→ Material provided
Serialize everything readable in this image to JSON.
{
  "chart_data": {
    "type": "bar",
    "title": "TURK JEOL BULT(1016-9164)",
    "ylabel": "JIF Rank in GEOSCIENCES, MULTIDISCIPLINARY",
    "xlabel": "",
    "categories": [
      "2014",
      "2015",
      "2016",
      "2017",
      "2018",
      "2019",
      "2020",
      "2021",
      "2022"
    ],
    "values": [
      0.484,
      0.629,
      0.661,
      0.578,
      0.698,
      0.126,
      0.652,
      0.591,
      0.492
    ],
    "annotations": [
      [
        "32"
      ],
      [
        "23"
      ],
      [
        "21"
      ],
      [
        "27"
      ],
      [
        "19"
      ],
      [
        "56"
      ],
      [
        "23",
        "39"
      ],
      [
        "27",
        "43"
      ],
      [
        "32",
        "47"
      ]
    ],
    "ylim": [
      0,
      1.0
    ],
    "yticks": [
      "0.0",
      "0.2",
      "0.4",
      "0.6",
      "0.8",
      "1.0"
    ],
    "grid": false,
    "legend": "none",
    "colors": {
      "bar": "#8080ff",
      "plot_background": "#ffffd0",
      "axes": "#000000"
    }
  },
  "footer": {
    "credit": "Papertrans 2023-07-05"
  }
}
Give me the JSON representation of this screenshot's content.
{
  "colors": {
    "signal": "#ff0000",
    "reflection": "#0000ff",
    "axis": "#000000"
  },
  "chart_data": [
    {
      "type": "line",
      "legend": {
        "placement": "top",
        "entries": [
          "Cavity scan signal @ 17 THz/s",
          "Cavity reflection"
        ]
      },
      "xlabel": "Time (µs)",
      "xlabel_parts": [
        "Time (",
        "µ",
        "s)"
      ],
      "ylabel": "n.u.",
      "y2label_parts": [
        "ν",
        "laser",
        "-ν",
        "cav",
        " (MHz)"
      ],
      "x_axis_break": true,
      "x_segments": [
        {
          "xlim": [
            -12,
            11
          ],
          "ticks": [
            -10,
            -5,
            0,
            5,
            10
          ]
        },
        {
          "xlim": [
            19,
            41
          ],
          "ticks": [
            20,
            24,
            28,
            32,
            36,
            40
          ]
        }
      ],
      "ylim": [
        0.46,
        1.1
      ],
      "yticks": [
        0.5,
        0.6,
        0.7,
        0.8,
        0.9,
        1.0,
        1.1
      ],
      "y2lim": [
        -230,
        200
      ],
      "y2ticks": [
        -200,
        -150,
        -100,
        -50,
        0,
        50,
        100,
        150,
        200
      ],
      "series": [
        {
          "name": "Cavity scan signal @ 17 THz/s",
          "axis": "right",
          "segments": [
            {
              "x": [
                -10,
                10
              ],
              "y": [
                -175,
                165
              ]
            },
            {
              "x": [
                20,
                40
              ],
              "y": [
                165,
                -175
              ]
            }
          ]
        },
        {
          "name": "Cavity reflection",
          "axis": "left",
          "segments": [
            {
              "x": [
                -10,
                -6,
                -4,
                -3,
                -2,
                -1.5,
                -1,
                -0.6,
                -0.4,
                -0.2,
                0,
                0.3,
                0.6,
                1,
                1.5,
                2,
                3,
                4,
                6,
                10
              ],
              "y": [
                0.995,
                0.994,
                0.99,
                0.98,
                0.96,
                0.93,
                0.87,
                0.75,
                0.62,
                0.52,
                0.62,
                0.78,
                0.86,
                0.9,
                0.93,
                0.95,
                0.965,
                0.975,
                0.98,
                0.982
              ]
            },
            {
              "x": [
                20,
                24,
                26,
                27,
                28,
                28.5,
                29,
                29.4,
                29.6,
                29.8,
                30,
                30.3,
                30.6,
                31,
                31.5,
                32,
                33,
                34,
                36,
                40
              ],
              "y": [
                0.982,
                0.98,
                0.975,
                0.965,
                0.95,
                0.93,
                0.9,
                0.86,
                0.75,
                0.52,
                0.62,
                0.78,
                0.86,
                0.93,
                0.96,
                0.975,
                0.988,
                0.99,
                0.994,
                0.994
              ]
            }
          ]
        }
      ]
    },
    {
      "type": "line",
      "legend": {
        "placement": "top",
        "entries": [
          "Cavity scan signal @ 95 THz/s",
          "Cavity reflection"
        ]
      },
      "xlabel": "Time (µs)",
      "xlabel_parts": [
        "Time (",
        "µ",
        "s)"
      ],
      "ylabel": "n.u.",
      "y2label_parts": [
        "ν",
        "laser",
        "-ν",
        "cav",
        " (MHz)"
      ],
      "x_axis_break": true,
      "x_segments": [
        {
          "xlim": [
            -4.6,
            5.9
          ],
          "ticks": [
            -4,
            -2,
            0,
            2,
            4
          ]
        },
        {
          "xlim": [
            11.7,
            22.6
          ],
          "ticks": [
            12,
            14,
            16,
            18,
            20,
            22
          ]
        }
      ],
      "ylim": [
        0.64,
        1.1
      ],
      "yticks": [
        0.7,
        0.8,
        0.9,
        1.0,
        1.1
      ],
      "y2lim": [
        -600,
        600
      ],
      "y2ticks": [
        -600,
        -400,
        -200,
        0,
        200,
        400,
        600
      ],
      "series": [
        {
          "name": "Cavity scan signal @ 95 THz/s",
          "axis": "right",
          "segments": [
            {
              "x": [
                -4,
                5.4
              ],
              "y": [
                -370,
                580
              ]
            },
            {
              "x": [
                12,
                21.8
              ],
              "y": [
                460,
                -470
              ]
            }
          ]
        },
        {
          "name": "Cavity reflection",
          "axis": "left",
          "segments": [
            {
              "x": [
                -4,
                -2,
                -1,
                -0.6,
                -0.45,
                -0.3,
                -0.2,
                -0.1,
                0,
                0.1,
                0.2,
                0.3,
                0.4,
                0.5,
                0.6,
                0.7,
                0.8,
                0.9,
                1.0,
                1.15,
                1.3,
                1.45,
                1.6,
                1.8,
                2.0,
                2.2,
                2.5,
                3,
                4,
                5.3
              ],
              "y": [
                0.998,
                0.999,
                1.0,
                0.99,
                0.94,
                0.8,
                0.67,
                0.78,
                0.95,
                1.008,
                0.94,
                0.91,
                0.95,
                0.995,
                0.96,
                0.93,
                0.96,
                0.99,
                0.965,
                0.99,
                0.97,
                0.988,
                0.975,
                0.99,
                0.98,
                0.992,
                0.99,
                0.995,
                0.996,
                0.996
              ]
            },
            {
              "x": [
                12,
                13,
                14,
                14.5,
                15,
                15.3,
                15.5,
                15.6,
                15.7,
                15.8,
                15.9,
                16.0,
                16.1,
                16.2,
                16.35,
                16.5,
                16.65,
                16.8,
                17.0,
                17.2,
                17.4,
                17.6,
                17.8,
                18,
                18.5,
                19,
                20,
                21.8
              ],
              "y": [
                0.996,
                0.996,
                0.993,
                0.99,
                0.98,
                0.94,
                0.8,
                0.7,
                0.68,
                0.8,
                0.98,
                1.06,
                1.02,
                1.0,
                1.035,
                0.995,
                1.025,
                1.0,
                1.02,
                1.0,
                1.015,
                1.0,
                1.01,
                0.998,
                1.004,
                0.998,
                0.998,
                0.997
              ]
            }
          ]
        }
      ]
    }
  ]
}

→ Instructions to follow
Determine the number of lines in the records that include the string "JSON", and respond with that number only.

→ Output of the task
2